[Collected data entries]
** begin **
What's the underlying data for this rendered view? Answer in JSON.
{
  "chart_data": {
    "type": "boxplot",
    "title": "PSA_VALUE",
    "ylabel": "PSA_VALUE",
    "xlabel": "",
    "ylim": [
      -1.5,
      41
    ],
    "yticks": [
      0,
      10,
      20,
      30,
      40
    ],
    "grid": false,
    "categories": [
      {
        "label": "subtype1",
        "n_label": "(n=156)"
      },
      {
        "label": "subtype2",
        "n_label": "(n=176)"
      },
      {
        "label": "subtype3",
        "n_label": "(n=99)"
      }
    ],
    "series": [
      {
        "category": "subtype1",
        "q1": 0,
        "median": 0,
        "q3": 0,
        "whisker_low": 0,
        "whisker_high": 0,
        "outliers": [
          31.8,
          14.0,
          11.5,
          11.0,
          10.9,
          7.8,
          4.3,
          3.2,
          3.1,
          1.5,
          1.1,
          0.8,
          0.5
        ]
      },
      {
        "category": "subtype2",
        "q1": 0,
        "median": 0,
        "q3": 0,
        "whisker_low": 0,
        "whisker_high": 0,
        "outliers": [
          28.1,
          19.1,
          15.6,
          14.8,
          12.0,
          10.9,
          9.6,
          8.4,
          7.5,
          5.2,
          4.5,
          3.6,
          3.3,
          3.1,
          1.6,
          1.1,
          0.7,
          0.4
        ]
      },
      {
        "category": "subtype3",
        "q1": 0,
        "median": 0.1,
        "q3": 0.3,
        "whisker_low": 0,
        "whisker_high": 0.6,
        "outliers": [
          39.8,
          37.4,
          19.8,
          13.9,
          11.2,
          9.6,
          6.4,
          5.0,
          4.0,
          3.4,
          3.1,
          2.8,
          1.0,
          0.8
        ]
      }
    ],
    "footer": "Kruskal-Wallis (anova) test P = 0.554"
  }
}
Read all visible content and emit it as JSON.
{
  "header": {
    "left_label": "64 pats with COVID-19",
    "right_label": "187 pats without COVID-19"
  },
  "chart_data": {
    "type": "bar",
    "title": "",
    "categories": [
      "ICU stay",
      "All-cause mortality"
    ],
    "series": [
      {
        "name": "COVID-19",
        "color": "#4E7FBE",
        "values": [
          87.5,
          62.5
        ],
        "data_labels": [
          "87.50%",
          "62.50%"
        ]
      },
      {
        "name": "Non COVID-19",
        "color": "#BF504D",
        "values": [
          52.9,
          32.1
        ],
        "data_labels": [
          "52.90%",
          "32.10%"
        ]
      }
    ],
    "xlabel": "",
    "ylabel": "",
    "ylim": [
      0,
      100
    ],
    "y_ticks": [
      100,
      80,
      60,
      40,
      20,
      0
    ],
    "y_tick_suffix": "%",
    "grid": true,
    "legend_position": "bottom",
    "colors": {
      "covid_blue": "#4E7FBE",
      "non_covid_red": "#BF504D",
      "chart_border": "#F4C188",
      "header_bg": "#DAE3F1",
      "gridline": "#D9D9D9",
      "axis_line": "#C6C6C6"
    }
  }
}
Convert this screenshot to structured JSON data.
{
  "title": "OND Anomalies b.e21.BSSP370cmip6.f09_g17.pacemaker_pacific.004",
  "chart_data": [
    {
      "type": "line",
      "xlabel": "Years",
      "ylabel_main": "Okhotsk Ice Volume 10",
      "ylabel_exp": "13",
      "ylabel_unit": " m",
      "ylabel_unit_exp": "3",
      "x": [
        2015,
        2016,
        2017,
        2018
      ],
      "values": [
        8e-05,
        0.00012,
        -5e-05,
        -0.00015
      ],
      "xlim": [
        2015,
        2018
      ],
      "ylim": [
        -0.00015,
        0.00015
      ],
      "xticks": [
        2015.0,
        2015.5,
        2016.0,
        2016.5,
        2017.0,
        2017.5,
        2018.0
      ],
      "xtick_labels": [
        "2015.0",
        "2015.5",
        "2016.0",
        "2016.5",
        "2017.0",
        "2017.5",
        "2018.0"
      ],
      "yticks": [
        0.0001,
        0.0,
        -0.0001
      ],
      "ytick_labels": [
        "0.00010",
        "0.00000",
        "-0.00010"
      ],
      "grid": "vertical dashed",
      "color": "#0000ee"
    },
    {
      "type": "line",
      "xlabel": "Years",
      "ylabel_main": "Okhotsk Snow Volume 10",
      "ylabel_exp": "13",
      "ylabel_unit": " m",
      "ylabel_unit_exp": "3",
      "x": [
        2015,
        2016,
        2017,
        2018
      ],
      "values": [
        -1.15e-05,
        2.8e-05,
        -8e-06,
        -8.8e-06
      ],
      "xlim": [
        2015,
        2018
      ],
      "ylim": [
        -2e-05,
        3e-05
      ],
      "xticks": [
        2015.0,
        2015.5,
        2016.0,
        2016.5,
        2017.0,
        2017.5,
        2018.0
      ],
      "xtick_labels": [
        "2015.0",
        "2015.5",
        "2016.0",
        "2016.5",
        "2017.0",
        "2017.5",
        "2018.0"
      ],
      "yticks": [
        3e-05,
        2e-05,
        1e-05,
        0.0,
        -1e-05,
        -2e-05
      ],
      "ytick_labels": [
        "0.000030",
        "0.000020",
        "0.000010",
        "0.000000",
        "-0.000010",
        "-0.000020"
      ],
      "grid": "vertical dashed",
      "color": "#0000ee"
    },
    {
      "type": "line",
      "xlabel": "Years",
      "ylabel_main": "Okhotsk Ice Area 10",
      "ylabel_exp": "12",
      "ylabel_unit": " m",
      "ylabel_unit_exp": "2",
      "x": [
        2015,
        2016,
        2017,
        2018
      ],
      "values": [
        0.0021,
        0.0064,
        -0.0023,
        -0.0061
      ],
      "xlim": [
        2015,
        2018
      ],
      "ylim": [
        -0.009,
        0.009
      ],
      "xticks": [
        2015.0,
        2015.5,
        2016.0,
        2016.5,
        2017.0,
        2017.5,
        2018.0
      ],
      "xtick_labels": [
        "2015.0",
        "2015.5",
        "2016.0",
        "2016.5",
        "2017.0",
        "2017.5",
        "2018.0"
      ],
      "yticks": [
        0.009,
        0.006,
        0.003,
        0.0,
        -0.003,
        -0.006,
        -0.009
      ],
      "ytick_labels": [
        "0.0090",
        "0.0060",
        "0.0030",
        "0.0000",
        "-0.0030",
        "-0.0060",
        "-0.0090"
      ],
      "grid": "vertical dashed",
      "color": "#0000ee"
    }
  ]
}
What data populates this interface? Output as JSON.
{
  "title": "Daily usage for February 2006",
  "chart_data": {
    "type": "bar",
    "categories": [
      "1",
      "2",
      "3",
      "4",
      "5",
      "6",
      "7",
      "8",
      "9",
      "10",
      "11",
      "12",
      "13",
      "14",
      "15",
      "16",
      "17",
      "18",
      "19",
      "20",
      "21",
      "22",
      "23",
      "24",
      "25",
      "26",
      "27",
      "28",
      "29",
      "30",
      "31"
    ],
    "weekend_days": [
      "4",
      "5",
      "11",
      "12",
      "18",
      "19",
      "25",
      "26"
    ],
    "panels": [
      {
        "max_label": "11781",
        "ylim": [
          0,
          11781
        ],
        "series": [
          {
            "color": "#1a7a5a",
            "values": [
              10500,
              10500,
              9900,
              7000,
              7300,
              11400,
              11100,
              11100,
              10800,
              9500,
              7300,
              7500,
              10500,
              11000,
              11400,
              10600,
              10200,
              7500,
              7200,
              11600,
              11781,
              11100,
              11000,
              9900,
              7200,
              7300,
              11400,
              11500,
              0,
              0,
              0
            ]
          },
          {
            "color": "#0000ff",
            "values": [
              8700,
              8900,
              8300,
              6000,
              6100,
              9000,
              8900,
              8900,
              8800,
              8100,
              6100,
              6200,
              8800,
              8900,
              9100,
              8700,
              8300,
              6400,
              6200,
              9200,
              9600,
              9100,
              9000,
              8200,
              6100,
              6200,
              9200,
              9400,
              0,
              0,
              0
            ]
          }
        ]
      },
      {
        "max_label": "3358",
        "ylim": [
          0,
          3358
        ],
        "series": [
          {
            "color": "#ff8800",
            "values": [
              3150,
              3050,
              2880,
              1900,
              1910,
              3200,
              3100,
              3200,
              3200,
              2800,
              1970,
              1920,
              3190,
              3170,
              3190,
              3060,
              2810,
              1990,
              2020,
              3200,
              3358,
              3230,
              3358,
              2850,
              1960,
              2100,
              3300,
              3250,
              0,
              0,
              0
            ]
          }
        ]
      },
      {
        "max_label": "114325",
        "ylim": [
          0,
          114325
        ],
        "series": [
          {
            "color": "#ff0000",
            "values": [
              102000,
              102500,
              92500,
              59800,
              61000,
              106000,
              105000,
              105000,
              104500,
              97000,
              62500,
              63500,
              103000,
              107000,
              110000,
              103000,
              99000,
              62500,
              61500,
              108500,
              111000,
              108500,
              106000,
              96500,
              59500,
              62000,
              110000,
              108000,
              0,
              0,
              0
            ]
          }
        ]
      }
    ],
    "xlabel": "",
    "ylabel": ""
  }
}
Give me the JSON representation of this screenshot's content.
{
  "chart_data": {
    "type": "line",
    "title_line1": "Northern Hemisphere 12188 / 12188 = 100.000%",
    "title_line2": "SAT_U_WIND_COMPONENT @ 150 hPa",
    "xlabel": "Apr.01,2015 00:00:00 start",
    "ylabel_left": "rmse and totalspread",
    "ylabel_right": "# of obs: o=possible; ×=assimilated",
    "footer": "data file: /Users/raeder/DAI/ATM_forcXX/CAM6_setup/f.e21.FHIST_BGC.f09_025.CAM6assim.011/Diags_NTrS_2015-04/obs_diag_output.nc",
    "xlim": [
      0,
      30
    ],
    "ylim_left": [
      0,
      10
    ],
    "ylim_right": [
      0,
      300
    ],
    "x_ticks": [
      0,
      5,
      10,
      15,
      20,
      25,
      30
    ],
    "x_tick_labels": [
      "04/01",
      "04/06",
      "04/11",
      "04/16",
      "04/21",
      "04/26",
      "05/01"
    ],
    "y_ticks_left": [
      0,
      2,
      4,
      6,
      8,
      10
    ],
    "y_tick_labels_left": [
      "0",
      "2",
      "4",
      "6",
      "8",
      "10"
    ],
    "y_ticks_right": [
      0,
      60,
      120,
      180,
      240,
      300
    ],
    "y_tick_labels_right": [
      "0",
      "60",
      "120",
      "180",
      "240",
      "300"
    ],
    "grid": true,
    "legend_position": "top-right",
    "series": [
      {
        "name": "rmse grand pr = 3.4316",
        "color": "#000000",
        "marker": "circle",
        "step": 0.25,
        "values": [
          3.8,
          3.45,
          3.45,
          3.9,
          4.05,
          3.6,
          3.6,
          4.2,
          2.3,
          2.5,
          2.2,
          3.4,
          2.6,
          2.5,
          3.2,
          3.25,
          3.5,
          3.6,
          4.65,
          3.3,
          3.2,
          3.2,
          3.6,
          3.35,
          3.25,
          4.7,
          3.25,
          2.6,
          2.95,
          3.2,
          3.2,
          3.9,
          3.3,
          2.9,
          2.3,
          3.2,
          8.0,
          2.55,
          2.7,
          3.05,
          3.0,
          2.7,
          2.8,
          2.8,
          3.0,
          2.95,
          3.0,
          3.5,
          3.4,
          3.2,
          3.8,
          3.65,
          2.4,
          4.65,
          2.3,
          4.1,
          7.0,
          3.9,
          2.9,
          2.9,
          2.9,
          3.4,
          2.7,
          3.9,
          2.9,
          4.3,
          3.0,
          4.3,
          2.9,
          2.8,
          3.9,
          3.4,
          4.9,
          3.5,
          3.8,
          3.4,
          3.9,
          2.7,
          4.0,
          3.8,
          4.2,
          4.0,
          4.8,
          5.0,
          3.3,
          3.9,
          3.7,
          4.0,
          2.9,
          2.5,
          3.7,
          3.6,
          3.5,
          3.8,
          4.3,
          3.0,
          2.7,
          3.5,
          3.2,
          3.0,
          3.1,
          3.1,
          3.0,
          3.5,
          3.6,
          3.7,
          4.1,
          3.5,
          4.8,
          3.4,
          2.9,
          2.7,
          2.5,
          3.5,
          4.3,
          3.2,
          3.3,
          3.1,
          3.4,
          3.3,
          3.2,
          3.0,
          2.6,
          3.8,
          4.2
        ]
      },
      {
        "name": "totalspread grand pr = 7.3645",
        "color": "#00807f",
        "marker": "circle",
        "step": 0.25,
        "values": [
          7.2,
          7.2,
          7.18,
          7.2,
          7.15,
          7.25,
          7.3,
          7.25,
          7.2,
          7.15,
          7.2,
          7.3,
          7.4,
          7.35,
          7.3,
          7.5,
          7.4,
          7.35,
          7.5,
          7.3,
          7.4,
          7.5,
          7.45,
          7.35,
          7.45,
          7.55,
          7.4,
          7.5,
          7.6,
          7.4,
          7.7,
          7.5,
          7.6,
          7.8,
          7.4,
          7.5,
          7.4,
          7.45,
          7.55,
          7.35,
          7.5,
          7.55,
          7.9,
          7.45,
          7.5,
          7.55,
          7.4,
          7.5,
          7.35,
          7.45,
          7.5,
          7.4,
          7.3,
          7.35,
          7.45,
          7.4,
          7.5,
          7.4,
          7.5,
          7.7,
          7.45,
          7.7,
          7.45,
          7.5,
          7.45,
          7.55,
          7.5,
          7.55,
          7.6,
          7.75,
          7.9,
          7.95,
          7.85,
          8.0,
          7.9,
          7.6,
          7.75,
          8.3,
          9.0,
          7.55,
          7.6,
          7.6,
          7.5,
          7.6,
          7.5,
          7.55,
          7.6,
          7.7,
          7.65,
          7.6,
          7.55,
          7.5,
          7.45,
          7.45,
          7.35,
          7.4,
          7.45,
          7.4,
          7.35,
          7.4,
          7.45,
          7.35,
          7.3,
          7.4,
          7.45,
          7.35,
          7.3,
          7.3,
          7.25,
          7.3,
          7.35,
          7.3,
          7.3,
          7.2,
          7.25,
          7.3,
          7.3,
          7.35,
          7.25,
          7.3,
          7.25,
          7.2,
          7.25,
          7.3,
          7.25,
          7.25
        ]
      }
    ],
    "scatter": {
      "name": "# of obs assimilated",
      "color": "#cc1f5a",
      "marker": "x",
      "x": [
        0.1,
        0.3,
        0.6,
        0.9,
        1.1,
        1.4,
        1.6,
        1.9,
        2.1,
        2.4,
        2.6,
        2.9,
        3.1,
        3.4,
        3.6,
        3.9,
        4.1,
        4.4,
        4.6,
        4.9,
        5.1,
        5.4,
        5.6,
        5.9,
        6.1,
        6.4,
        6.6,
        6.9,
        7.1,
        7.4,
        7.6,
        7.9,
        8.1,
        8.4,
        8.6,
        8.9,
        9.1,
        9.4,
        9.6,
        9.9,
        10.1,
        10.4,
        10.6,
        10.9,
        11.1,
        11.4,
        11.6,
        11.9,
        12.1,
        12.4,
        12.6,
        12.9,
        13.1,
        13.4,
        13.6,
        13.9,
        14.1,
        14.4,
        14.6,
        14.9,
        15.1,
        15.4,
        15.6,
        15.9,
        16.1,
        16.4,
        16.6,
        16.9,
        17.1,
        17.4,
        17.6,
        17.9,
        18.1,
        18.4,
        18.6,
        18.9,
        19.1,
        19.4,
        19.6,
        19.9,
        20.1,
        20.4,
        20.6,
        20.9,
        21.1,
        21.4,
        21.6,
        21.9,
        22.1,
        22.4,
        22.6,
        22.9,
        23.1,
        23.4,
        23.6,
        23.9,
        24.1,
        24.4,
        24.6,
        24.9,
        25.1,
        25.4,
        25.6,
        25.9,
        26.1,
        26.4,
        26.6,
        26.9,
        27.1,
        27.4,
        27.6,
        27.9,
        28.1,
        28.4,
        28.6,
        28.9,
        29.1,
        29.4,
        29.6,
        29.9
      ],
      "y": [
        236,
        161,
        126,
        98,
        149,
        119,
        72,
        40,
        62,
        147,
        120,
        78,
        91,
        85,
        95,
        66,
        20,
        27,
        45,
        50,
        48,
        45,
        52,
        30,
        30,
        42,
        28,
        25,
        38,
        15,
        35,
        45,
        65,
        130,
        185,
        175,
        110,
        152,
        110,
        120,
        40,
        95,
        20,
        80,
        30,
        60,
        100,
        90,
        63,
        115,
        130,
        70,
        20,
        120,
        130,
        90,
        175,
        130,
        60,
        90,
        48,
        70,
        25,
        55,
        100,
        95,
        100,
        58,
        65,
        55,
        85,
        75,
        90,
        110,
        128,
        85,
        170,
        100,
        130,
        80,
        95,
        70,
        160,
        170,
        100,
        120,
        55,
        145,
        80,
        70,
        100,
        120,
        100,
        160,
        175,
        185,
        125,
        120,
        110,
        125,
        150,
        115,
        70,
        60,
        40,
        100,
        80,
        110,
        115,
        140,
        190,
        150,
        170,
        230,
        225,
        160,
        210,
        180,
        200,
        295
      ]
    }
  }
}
** end **
**WHAT YOU WILL DO**
From the listing above, copy every line that holds the string "JSON".

**FULL ANSWER**
What's the underlying data for this rendered view? Answer in JSON.
Read all visible content and emit it as JSON.
Convert this screenshot to structured JSON data.
What data populates this interface? Output as JSON.
Give me the JSON representation of this screenshot's content.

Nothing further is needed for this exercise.